* Document section
*** Block opens ***
The secretary of the Commonwealth of Pennsylvania is the head of the Pennsylvania Department of State, a cabinet-level agency. The secretary of the commonwealth (equivalent to "secretary of state") is appointed by the governor, subject to confirmation by the State Senate. The current secretary is Republican Al Schmidt, who was appointed by Governor Josh Shapiro.

==Responsibilities==
The Pennsylvania Department of State protects the public's health, safety, and welfare by licensing more than one million business, health, and real estate professionals; maintaining registration and financial information for thousands of charities soliciting contributions from Pennsylvanians; overseeing Pennsylvania's electoral process; maintaining corporate filings; and sanctioning professional boxing, kick–boxing and wrestling in the commonwealth.
*** Block closes ***
* Excerpted data
*** Block opens ***
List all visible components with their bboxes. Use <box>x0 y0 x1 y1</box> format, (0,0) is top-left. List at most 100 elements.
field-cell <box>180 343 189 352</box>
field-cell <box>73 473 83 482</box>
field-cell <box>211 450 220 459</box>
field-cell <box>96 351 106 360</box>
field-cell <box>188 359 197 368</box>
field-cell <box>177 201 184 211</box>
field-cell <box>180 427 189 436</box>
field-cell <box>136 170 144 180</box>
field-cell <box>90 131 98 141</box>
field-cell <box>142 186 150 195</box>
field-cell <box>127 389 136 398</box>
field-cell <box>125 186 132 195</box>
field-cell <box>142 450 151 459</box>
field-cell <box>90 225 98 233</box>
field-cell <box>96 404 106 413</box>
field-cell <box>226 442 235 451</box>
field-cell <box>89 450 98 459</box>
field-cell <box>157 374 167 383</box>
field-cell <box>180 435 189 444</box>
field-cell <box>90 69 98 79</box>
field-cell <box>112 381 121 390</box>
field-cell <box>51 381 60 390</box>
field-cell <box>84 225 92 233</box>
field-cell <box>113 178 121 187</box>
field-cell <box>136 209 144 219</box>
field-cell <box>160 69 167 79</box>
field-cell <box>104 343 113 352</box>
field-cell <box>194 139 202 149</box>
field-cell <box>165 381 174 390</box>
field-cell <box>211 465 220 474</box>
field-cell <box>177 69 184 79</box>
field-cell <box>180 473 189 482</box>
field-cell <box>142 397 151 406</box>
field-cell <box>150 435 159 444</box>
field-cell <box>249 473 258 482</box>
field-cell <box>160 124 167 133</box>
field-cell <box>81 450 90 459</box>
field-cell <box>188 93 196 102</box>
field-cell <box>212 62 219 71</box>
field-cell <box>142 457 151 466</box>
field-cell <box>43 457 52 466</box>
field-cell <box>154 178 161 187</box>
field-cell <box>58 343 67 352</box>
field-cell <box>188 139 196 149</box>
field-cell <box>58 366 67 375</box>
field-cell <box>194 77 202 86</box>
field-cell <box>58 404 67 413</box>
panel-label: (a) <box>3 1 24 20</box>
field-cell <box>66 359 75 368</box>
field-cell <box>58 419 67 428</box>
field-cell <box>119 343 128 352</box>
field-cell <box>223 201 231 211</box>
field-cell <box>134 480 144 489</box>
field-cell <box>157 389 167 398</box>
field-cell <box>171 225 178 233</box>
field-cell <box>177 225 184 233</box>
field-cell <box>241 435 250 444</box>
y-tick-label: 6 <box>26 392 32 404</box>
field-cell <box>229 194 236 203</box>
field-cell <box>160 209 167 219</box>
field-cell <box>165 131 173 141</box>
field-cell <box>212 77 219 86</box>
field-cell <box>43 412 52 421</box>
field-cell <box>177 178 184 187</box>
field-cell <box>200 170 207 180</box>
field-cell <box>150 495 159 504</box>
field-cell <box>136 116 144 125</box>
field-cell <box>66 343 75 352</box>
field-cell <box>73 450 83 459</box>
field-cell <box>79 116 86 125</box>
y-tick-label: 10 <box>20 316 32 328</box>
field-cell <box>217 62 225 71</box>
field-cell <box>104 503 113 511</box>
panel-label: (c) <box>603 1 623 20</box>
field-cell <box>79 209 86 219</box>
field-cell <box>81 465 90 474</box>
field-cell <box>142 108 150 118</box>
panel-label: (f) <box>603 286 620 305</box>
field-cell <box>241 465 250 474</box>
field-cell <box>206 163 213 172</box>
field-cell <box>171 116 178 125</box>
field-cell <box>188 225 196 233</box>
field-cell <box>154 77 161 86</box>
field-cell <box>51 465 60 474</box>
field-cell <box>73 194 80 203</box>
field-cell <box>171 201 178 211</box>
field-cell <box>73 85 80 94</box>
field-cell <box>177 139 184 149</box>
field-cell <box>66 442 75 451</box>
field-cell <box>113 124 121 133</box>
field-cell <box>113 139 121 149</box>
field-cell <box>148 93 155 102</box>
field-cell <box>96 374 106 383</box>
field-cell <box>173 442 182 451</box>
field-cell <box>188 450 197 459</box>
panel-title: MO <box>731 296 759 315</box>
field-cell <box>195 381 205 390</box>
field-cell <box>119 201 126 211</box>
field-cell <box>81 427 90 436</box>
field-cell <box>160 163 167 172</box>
*** Block closes ***
* What the exercise asks
Decide whether each statement agrees with the text on Pennsylvania's secretary of the commonwealth. Answer yes or no for each and quote the words of the text that settle it. (a) Voters of Pennsylvania elect the secretary of the commonwealth. (b) Al Schmidt, the current secretary, is a Republican. (c) The Department of State licenses more than one million business, health, and real estate professionals.

* Solution below
(a) No: "is appointed by the governor, subject to confirmation by the State Senate"
(b) Yes: "The current secretary is Republican Al Schmidt"
(c) Yes: "licensing more than one million business, health, and real estate professionals"